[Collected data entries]
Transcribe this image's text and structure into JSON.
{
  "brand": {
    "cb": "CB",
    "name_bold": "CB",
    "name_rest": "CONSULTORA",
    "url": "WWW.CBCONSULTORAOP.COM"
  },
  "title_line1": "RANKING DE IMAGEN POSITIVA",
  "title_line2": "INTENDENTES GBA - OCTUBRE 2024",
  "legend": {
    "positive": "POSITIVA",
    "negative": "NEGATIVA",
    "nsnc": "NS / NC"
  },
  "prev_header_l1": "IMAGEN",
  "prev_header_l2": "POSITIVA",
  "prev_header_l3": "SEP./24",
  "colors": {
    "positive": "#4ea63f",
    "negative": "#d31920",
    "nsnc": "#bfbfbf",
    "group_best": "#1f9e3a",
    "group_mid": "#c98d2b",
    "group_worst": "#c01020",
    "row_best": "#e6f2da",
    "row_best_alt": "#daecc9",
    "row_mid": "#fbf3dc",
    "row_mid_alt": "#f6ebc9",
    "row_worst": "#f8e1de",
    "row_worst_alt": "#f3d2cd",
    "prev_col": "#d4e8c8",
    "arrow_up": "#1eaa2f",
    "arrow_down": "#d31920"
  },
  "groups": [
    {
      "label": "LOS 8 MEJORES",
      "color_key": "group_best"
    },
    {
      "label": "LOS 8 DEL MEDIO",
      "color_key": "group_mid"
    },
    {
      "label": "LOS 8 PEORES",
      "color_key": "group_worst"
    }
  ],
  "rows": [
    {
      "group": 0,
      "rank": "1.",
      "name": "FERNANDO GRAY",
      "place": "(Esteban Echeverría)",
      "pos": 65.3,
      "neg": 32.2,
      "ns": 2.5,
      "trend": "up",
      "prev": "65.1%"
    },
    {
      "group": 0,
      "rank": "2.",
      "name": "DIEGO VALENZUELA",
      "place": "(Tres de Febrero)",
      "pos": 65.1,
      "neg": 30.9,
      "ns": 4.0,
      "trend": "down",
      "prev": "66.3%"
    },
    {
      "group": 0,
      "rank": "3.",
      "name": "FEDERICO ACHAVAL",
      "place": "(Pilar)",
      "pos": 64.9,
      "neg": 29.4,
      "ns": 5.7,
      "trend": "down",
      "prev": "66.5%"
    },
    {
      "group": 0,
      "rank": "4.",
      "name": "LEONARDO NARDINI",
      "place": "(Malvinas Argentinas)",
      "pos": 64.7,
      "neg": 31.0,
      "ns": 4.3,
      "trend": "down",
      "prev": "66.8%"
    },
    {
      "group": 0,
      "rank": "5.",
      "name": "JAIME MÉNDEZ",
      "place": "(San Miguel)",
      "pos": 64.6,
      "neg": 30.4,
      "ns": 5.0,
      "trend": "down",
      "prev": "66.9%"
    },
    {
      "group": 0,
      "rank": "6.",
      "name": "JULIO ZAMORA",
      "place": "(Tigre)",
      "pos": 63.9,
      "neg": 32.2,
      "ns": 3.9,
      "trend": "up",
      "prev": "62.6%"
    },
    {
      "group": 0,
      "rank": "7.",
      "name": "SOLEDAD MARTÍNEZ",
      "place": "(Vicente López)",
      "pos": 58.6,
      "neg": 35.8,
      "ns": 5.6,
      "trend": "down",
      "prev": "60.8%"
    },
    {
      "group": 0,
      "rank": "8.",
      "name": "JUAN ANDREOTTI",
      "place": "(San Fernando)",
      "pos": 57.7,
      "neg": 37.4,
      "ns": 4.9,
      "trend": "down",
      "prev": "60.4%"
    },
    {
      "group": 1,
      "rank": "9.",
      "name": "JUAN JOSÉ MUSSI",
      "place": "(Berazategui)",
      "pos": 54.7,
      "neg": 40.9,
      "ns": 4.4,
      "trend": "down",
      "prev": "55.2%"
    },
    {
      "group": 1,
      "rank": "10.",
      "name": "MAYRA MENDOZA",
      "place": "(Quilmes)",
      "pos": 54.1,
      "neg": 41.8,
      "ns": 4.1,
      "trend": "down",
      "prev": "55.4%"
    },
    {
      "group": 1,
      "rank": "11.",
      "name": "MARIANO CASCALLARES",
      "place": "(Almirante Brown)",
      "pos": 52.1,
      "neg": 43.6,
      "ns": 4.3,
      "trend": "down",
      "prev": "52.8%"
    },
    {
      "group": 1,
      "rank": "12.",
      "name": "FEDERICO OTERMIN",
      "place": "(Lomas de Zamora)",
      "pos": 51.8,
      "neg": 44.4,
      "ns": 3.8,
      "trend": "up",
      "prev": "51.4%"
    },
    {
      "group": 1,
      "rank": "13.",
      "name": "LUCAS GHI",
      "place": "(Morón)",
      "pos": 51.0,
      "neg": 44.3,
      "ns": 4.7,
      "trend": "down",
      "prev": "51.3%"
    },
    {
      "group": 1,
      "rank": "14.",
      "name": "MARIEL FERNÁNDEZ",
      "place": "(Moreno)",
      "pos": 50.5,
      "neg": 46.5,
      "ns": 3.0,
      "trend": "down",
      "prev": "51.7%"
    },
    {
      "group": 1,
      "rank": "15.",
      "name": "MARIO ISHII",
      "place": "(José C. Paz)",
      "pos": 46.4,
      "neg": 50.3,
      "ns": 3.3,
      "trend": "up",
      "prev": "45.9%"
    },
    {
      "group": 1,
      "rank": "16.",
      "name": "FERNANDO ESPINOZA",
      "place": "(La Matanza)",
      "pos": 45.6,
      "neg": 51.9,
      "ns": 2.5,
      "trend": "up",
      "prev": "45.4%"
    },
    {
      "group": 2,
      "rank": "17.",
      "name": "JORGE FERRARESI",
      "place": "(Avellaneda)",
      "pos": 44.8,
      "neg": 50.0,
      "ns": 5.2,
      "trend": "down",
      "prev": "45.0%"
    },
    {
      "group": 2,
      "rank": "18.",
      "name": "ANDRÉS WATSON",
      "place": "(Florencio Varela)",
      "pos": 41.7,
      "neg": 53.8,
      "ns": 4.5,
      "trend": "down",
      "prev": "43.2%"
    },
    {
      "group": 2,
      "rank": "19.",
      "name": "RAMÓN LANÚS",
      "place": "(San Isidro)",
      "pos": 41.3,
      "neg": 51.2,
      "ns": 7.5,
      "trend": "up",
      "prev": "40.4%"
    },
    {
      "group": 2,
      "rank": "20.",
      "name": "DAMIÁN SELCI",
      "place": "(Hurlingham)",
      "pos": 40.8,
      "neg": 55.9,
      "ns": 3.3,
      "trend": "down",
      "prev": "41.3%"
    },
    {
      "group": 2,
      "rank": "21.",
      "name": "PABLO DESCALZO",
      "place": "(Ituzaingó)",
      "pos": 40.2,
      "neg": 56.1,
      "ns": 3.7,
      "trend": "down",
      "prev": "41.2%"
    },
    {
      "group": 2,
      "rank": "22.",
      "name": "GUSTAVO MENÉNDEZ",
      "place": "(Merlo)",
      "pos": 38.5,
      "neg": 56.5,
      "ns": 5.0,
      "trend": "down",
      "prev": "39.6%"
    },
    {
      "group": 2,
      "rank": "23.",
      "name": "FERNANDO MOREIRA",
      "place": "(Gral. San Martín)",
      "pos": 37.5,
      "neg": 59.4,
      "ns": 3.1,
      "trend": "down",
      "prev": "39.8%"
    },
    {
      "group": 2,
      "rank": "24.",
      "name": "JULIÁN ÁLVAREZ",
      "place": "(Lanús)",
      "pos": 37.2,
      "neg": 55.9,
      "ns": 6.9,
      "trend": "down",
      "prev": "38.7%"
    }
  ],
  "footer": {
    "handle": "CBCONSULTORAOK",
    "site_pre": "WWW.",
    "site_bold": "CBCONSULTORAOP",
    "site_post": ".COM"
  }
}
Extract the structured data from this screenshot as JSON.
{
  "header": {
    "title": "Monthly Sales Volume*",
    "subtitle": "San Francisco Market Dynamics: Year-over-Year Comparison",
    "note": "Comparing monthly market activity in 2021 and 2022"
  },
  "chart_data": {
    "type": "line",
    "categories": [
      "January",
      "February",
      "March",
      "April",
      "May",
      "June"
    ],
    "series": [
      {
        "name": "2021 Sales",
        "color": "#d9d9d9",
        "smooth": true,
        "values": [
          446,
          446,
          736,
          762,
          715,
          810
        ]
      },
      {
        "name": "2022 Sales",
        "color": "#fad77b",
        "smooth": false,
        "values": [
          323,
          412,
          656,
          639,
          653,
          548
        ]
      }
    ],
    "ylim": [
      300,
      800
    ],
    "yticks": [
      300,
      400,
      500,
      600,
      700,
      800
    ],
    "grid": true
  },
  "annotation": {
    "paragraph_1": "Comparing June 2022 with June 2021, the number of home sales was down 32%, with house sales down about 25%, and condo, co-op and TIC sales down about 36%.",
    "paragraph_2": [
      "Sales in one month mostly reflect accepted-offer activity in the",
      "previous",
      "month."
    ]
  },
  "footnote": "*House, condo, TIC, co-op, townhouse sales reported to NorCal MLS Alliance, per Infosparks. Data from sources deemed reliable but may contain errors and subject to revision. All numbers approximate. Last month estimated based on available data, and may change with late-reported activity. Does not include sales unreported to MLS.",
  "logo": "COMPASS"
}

* **Required task**: Above are the records. Copy every line in them holding "JSON".

* **Task result**:
Transcribe this image's text and structure into JSON.
Extract the structured data from this screenshot as JSON.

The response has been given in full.